Exactly reproduce each entry, leaving out nothing.

§ Record set
——————

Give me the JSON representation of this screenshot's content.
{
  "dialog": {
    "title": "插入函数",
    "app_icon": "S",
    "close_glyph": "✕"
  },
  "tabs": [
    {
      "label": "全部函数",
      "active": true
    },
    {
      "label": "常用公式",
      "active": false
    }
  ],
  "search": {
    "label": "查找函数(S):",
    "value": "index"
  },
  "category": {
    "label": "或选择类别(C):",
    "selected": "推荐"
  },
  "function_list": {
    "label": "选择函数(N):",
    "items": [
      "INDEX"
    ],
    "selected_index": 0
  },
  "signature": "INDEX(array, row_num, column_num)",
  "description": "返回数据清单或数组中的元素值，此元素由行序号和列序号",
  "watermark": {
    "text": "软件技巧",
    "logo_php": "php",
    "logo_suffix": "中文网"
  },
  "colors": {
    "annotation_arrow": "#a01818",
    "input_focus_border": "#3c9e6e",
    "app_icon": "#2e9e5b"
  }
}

——————

§ Task output
Give me the JSON representation of this screenshot's content.
{
  "dialog": {
    "title": "插入函数",
    "app_icon": "S",
    "close_glyph": "✕"
  },
  "tabs": [
    {
      "label": "全部函数",
      "active": true
    },
    {
      "label": "常用公式",
      "active": false
    }
  ],
  "search": {
    "label": "查找函数(S):",
    "value": "index"
  },
  "category": {
    "label": "或选择类别(C):",
    "selected": "推荐"
  },
  "function_list": {
    "label": "选择函数(N):",
    "items": [
      "INDEX"
    ],
    "selected_index": 0
  },
  "signature": "INDEX(array, row_num, column_num)",
  "description": "返回数据清单或数组中的元素值，此元素由行序号和列序号",
  "watermark": {
    "text": "软件技巧",
    "logo_php": "php",
    "logo_suffix": "中文网"
  },
  "colors": {
    "annotation_arrow": "#a01818",
    "input_focus_border": "#3c9e6e",
    "app_icon": "#2e9e5b"
  }
}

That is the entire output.